What to produce: For every line in the data below that contains "date", copy the line.

Given information:

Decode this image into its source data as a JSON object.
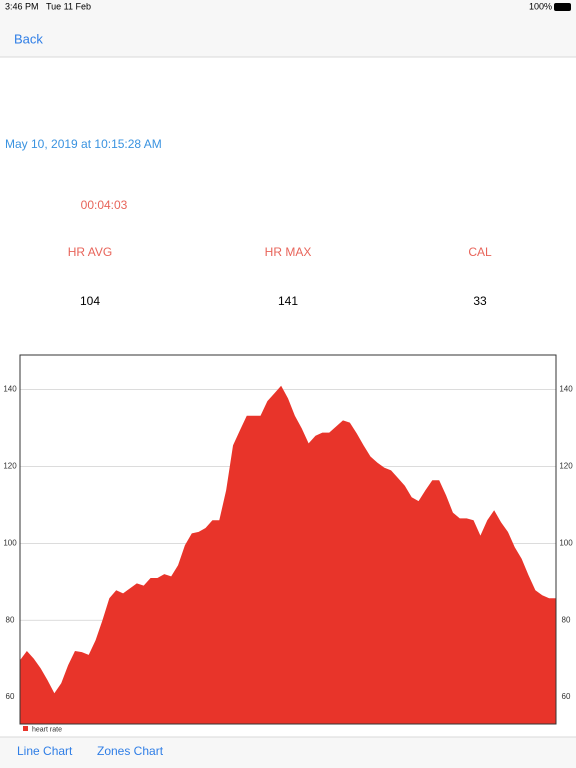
{
  "status_bar": {
    "time": "3:46 PM",
    "date": "Tue 11 Feb",
    "battery": "100%"
  },
  "nav": {
    "back": "Back"
  },
  "workout": {
    "date": "May 10, 2019 at 10:15:28 AM",
    "duration": "00:04:03",
    "stats": [
      {
        "label": "HR AVG",
        "value": 104
      },
      {
        "label": "HR MAX",
        "value": 141
      },
      {
        "label": "CAL",
        "value": 33
      }
    ]
  },
  "chart_data": {
    "type": "area",
    "series": [
      {
        "name": "heart rate",
        "color": "#e8342a",
        "values": [
          69.6,
          72,
          70,
          67.5,
          64.4,
          61,
          63.6,
          68.3,
          72,
          71.7,
          71,
          74.8,
          80,
          85.7,
          87.8,
          87,
          88.3,
          89.6,
          89,
          91,
          91,
          92,
          91.4,
          94.3,
          99.5,
          102.6,
          103,
          104,
          106,
          106,
          113.8,
          125.5,
          129.4,
          133.2,
          133.2,
          133.2,
          137,
          139,
          141,
          137.7,
          133.2,
          129.9,
          126,
          128,
          128.8,
          128.8,
          130.4,
          132,
          131.4,
          128.6,
          125.5,
          122.6,
          121,
          119.7,
          119,
          117,
          115,
          112,
          111,
          113.8,
          116.4,
          116.4,
          112.5,
          108,
          106.5,
          106.5,
          106,
          102,
          106,
          108.6,
          105.5,
          103,
          99,
          96,
          91.7,
          87.8,
          86.5,
          85.7,
          85.7
        ]
      }
    ],
    "ylim": [
      53,
      149
    ],
    "yticks": [
      60,
      80,
      100,
      120,
      140
    ],
    "y2lim": [
      53,
      149
    ],
    "y2ticks": [
      60,
      80,
      100,
      120,
      140
    ],
    "grid": true
  },
  "tabs": [
    "Line Chart",
    "Zones Chart"
  ]
}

Solution to the problem:
    "date": "Tue 11 Feb",
    "date": "May 10, 2019 at 10:15:28 AM",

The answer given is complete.